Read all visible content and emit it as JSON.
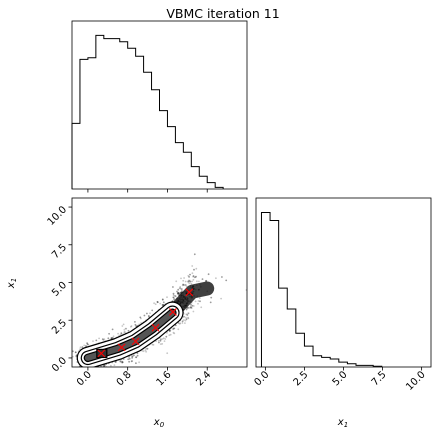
{
  "chart_data": {
    "type": "corner",
    "title": "VBMC iteration 11",
    "variables": [
      {
        "name": "x0",
        "label": "x_0",
        "label_base": "x",
        "label_sub": "0",
        "range": [
          -0.32,
          3.2
        ],
        "ticks": [
          0.0,
          0.8,
          1.6,
          2.4
        ],
        "tick_labels": [
          "0.0",
          "0.8",
          "1.6",
          "2.4"
        ]
      },
      {
        "name": "x1",
        "label": "x_1",
        "label_base": "x",
        "label_sub": "1",
        "range": [
          -0.6,
          10.6
        ],
        "ticks": [
          0.0,
          2.5,
          5.0,
          7.5,
          10.0
        ],
        "tick_labels": [
          "0.0",
          "2.5",
          "5.0",
          "7.5",
          "10.0"
        ]
      }
    ],
    "hist_x0": {
      "type": "step",
      "edges": [
        -0.32,
        -0.16,
        0.0,
        0.16,
        0.32,
        0.48,
        0.64,
        0.8,
        0.96,
        1.12,
        1.28,
        1.44,
        1.6,
        1.76,
        1.92,
        2.08,
        2.24,
        2.4,
        2.56,
        2.72
      ],
      "counts": [
        0.41,
        0.81,
        0.82,
        0.96,
        0.94,
        0.94,
        0.92,
        0.88,
        0.83,
        0.73,
        0.62,
        0.49,
        0.39,
        0.29,
        0.23,
        0.14,
        0.08,
        0.04,
        0.01
      ]
    },
    "hist_x1": {
      "type": "step",
      "edges": [
        -0.25,
        0.3,
        0.85,
        1.4,
        1.95,
        2.5,
        3.05,
        3.6,
        4.15,
        4.7,
        5.25,
        5.8,
        6.35,
        6.9,
        7.45
      ],
      "counts": [
        0.96,
        0.91,
        0.49,
        0.36,
        0.21,
        0.13,
        0.07,
        0.06,
        0.05,
        0.03,
        0.02,
        0.01,
        0.01,
        0.005
      ]
    },
    "scatter_ridge": [
      {
        "x": 0.0,
        "y": 0.0
      },
      {
        "x": 0.3,
        "y": 0.3
      },
      {
        "x": 0.6,
        "y": 0.6
      },
      {
        "x": 0.95,
        "y": 1.1
      },
      {
        "x": 1.3,
        "y": 1.9
      },
      {
        "x": 1.7,
        "y": 3.0
      },
      {
        "x": 2.1,
        "y": 4.4
      },
      {
        "x": 2.4,
        "y": 4.6
      }
    ],
    "markers": {
      "color": "#ff0000",
      "symbol": "x",
      "points": [
        {
          "x": 0.27,
          "y": 0.3
        },
        {
          "x": 0.68,
          "y": 0.7
        },
        {
          "x": 0.96,
          "y": 1.1
        },
        {
          "x": 1.36,
          "y": 2.0
        },
        {
          "x": 1.71,
          "y": 3.05
        },
        {
          "x": 2.04,
          "y": 4.35
        }
      ]
    },
    "contour_levels": 3,
    "grid": false
  }
}
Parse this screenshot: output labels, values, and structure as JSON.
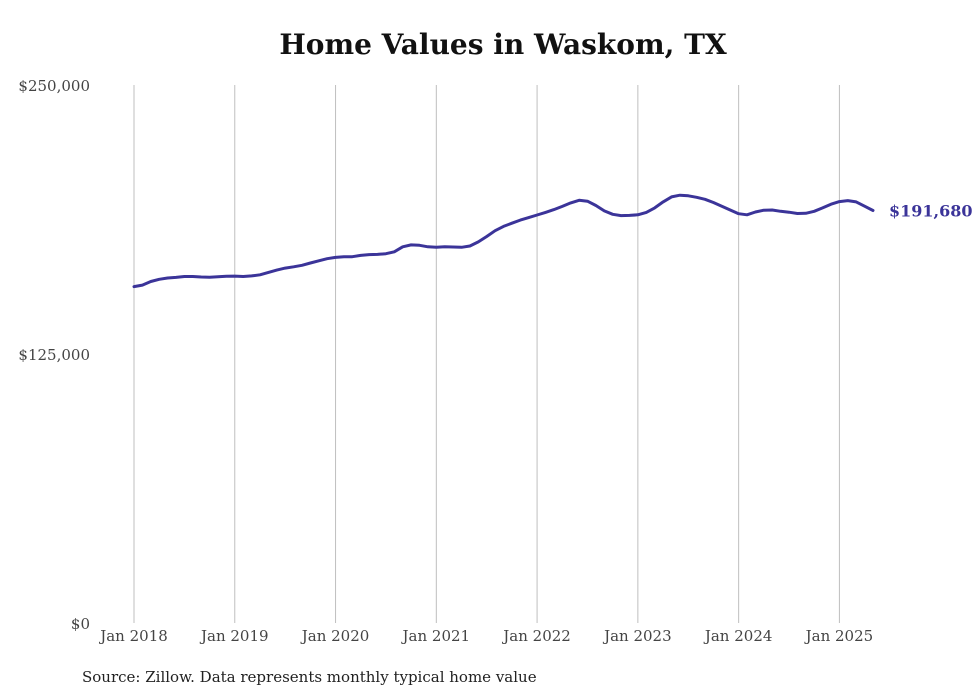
{
  "source_note": "Source: Zillow. Data represents monthly typical home value",
  "colors": {
    "line": "#3b3499",
    "grid": "#bfbfbf",
    "text": "#444444"
  },
  "chart_data": {
    "type": "line",
    "title": "Home Values in Waskom, TX",
    "xlabel": "",
    "ylabel": "",
    "ylim": [
      0,
      250000
    ],
    "yticks": [
      {
        "value": 0,
        "label": "$0"
      },
      {
        "value": 125000,
        "label": "$125,000"
      },
      {
        "value": 250000,
        "label": "$250,000"
      }
    ],
    "xticks": [
      {
        "index": 0,
        "label": "Jan 2018"
      },
      {
        "index": 12,
        "label": "Jan 2019"
      },
      {
        "index": 24,
        "label": "Jan 2020"
      },
      {
        "index": 36,
        "label": "Jan 2021"
      },
      {
        "index": 48,
        "label": "Jan 2022"
      },
      {
        "index": 60,
        "label": "Jan 2023"
      },
      {
        "index": 72,
        "label": "Jan 2024"
      },
      {
        "index": 84,
        "label": "Jan 2025"
      }
    ],
    "grid": "vertical",
    "end_label": "$191,680",
    "series": [
      {
        "name": "Typical home value",
        "start": "Jan 2018",
        "frequency": "monthly",
        "values": [
          156300,
          157000,
          158700,
          159700,
          160300,
          160600,
          161000,
          161000,
          160800,
          160700,
          160900,
          161100,
          161200,
          161000,
          161300,
          161800,
          162900,
          164000,
          164900,
          165500,
          166200,
          167300,
          168300,
          169300,
          169900,
          170200,
          170200,
          170800,
          171200,
          171300,
          171600,
          172500,
          174800,
          175700,
          175500,
          174800,
          174600,
          174800,
          174700,
          174600,
          175200,
          177100,
          179600,
          182300,
          184300,
          185800,
          187200,
          188400,
          189600,
          190800,
          192100,
          193600,
          195200,
          196400,
          196000,
          194000,
          191500,
          189900,
          189300,
          189400,
          189700,
          190800,
          192900,
          195700,
          198000,
          198800,
          198500,
          197800,
          196900,
          195400,
          193700,
          191900,
          190200,
          189700,
          191000,
          191800,
          191900,
          191300,
          190900,
          190300,
          190400,
          191300,
          192900,
          194600,
          195800,
          196300,
          195700,
          193700,
          191680
        ]
      }
    ]
  }
}
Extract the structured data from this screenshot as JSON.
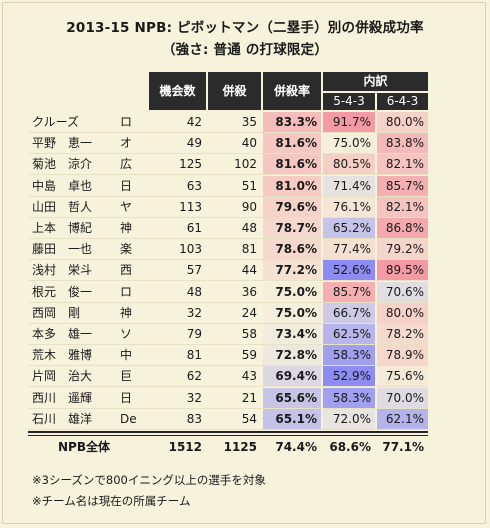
{
  "title_line1": "2013-15 NPB: ピボットマン（二塁手）別の併殺成功率",
  "title_line2": "（強さ: 普通 の打球限定）",
  "chart_data": {
    "type": "table",
    "columns": {
      "opportunities": "機会数",
      "double_plays": "併殺",
      "rate": "併殺率",
      "breakdown": "内訳",
      "sub_543": "5-4-3",
      "sub_643": "6-4-3"
    },
    "rows": [
      {
        "name": "クルーズ",
        "team": "ロ",
        "opp": 42,
        "dp": 35,
        "rate": "83.3%",
        "r543": "91.7%",
        "r643": "80.0%",
        "rate_v": 83.3,
        "r543_v": 91.7,
        "r643_v": 80.0
      },
      {
        "name": "平野　恵一",
        "team": "オ",
        "opp": 49,
        "dp": 40,
        "rate": "81.6%",
        "r543": "75.0%",
        "r643": "83.8%",
        "rate_v": 81.6,
        "r543_v": 75.0,
        "r643_v": 83.8
      },
      {
        "name": "菊池　涼介",
        "team": "広",
        "opp": 125,
        "dp": 102,
        "rate": "81.6%",
        "r543": "80.5%",
        "r643": "82.1%",
        "rate_v": 81.6,
        "r543_v": 80.5,
        "r643_v": 82.1
      },
      {
        "name": "中島　卓也",
        "team": "日",
        "opp": 63,
        "dp": 51,
        "rate": "81.0%",
        "r543": "71.4%",
        "r643": "85.7%",
        "rate_v": 81.0,
        "r543_v": 71.4,
        "r643_v": 85.7
      },
      {
        "name": "山田　哲人",
        "team": "ヤ",
        "opp": 113,
        "dp": 90,
        "rate": "79.6%",
        "r543": "76.1%",
        "r643": "82.1%",
        "rate_v": 79.6,
        "r543_v": 76.1,
        "r643_v": 82.1
      },
      {
        "name": "上本　博紀",
        "team": "神",
        "opp": 61,
        "dp": 48,
        "rate": "78.7%",
        "r543": "65.2%",
        "r643": "86.8%",
        "rate_v": 78.7,
        "r543_v": 65.2,
        "r643_v": 86.8
      },
      {
        "name": "藤田　一也",
        "team": "楽",
        "opp": 103,
        "dp": 81,
        "rate": "78.6%",
        "r543": "77.4%",
        "r643": "79.2%",
        "rate_v": 78.6,
        "r543_v": 77.4,
        "r643_v": 79.2
      },
      {
        "name": "浅村　栄斗",
        "team": "西",
        "opp": 57,
        "dp": 44,
        "rate": "77.2%",
        "r543": "52.6%",
        "r643": "89.5%",
        "rate_v": 77.2,
        "r543_v": 52.6,
        "r643_v": 89.5
      },
      {
        "name": "根元　俊一",
        "team": "ロ",
        "opp": 48,
        "dp": 36,
        "rate": "75.0%",
        "r543": "85.7%",
        "r643": "70.6%",
        "rate_v": 75.0,
        "r543_v": 85.7,
        "r643_v": 70.6
      },
      {
        "name": "西岡　剛",
        "team": "神",
        "opp": 32,
        "dp": 24,
        "rate": "75.0%",
        "r543": "66.7%",
        "r643": "80.0%",
        "rate_v": 75.0,
        "r543_v": 66.7,
        "r643_v": 80.0
      },
      {
        "name": "本多　雄一",
        "team": "ソ",
        "opp": 79,
        "dp": 58,
        "rate": "73.4%",
        "r543": "62.5%",
        "r643": "78.2%",
        "rate_v": 73.4,
        "r543_v": 62.5,
        "r643_v": 78.2
      },
      {
        "name": "荒木　雅博",
        "team": "中",
        "opp": 81,
        "dp": 59,
        "rate": "72.8%",
        "r543": "58.3%",
        "r643": "78.9%",
        "rate_v": 72.8,
        "r543_v": 58.3,
        "r643_v": 78.9
      },
      {
        "name": "片岡　治大",
        "team": "巨",
        "opp": 62,
        "dp": 43,
        "rate": "69.4%",
        "r543": "52.9%",
        "r643": "75.6%",
        "rate_v": 69.4,
        "r543_v": 52.9,
        "r643_v": 75.6
      },
      {
        "name": "西川　遥輝",
        "team": "日",
        "opp": 32,
        "dp": 21,
        "rate": "65.6%",
        "r543": "58.3%",
        "r643": "70.0%",
        "rate_v": 65.6,
        "r543_v": 58.3,
        "r643_v": 70.0
      },
      {
        "name": "石川　雄洋",
        "team": "De",
        "opp": 83,
        "dp": 54,
        "rate": "65.1%",
        "r543": "72.0%",
        "r643": "62.1%",
        "rate_v": 65.1,
        "r543_v": 72.0,
        "r643_v": 62.1
      }
    ],
    "total": {
      "label": "NPB全体",
      "opp": 1512,
      "dp": 1125,
      "rate": "74.4%",
      "r543": "68.6%",
      "r643": "77.1%"
    },
    "color_scale": {
      "low": "#8c8cf2",
      "mid": "#f5f1dd",
      "high": "#f49aa4",
      "midpoint": 74.4
    }
  },
  "notes": [
    "※3シーズンで800イニング以上の選手を対象",
    "※チーム名は現在の所属チーム"
  ]
}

****************

#### SHORT TASK
Which lines in the data above contain "JSON"? Show each one.

#### THE REPLY
Read all visible content and emit it as JSON.
Parse this screenshot: output labels, values, and structure as JSON.
Extract the structured data from this screenshot as JSON.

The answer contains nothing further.